* Task description:
Return all of the entries exactly as written.

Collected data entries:
^^^^^^^^
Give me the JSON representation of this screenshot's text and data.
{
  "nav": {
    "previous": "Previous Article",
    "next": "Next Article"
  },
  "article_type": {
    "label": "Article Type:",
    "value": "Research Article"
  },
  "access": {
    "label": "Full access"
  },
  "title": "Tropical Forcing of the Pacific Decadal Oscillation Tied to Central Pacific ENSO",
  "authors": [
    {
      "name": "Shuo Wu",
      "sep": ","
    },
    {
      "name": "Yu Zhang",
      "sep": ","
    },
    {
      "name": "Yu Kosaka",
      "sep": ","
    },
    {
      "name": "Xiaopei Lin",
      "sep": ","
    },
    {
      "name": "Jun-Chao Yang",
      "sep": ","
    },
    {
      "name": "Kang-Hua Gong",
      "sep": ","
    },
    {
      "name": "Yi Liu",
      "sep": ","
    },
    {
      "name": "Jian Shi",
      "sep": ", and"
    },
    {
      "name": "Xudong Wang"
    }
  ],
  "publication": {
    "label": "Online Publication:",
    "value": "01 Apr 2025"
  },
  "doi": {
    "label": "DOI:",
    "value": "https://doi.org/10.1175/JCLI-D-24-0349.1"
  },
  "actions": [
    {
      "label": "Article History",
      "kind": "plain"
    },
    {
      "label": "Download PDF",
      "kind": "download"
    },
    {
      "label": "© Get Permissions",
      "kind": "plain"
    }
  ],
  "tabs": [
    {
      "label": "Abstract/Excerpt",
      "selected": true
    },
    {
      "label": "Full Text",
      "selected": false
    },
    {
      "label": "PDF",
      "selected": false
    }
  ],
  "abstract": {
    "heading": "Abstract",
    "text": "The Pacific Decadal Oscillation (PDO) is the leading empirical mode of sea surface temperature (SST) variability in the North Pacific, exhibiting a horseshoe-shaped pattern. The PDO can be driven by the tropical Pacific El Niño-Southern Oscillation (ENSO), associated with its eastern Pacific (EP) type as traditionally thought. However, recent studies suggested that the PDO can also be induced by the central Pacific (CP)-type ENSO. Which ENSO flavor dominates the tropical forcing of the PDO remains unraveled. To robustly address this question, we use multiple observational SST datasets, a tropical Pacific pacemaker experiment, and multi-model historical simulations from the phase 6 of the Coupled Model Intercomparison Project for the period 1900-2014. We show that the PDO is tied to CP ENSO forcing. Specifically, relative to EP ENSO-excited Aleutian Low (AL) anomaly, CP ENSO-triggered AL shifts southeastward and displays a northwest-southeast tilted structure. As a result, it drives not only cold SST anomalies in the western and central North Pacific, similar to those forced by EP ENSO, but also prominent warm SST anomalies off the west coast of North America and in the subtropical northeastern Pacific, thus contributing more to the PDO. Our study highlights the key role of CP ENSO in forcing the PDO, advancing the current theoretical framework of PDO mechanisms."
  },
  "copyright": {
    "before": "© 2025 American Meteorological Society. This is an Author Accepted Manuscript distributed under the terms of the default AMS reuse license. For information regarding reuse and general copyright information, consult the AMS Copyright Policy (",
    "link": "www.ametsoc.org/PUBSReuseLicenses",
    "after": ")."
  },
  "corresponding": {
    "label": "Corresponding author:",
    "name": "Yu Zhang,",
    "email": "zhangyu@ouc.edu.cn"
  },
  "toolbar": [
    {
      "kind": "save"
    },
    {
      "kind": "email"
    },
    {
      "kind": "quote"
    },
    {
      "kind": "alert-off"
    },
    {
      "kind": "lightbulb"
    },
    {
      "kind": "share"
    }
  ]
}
^^^^^^^^
* Finished answer:
Give me the JSON representation of this screenshot's text and data.
{
  "nav": {
    "previous": "Previous Article",
    "next": "Next Article"
  },
  "article_type": {
    "label": "Article Type:",
    "value": "Research Article"
  },
  "access": {
    "label": "Full access"
  },
  "title": "Tropical Forcing of the Pacific Decadal Oscillation Tied to Central Pacific ENSO",
  "authors": [
    {
      "name": "Shuo Wu",
      "sep": ","
    },
    {
      "name": "Yu Zhang",
      "sep": ","
    },
    {
      "name": "Yu Kosaka",
      "sep": ","
    },
    {
      "name": "Xiaopei Lin",
      "sep": ","
    },
    {
      "name": "Jun-Chao Yang",
      "sep": ","
    },
    {
      "name": "Kang-Hua Gong",
      "sep": ","
    },
    {
      "name": "Yi Liu",
      "sep": ","
    },
    {
      "name": "Jian Shi",
      "sep": ", and"
    },
    {
      "name": "Xudong Wang"
    }
  ],
  "publication": {
    "label": "Online Publication:",
    "value": "01 Apr 2025"
  },
  "doi": {
    "label": "DOI:",
    "value": "https://doi.org/10.1175/JCLI-D-24-0349.1"
  },
  "actions": [
    {
      "label": "Article History",
      "kind": "plain"
    },
    {
      "label": "Download PDF",
      "kind": "download"
    },
    {
      "label": "© Get Permissions",
      "kind": "plain"
    }
  ],
  "tabs": [
    {
      "label": "Abstract/Excerpt",
      "selected": true
    },
    {
      "label": "Full Text",
      "selected": false
    },
    {
      "label": "PDF",
      "selected": false
    }
  ],
  "abstract": {
    "heading": "Abstract",
    "text": "The Pacific Decadal Oscillation (PDO) is the leading empirical mode of sea surface temperature (SST) variability in the North Pacific, exhibiting a horseshoe-shaped pattern. The PDO can be driven by the tropical Pacific El Niño-Southern Oscillation (ENSO), associated with its eastern Pacific (EP) type as traditionally thought. However, recent studies suggested that the PDO can also be induced by the central Pacific (CP)-type ENSO. Which ENSO flavor dominates the tropical forcing of the PDO remains unraveled. To robustly address this question, we use multiple observational SST datasets, a tropical Pacific pacemaker experiment, and multi-model historical simulations from the phase 6 of the Coupled Model Intercomparison Project for the period 1900-2014. We show that the PDO is tied to CP ENSO forcing. Specifically, relative to EP ENSO-excited Aleutian Low (AL) anomaly, CP ENSO-triggered AL shifts southeastward and displays a northwest-southeast tilted structure. As a result, it drives not only cold SST anomalies in the western and central North Pacific, similar to those forced by EP ENSO, but also prominent warm SST anomalies off the west coast of North America and in the subtropical northeastern Pacific, thus contributing more to the PDO. Our study highlights the key role of CP ENSO in forcing the PDO, advancing the current theoretical framework of PDO mechanisms."
  },
  "copyright": {
    "before": "© 2025 American Meteorological Society. This is an Author Accepted Manuscript distributed under the terms of the default AMS reuse license. For information regarding reuse and general copyright information, consult the AMS Copyright Policy (",
    "link": "www.ametsoc.org/PUBSReuseLicenses",
    "after": ")."
  },
  "corresponding": {
    "label": "Corresponding author:",
    "name": "Yu Zhang,",
    "email": "zhangyu@ouc.edu.cn"
  },
  "toolbar": [
    {
      "kind": "save"
    },
    {
      "kind": "email"
    },
    {
      "kind": "quote"
    },
    {
      "kind": "alert-off"
    },
    {
      "kind": "lightbulb"
    },
    {
      "kind": "share"
    }
  ]
}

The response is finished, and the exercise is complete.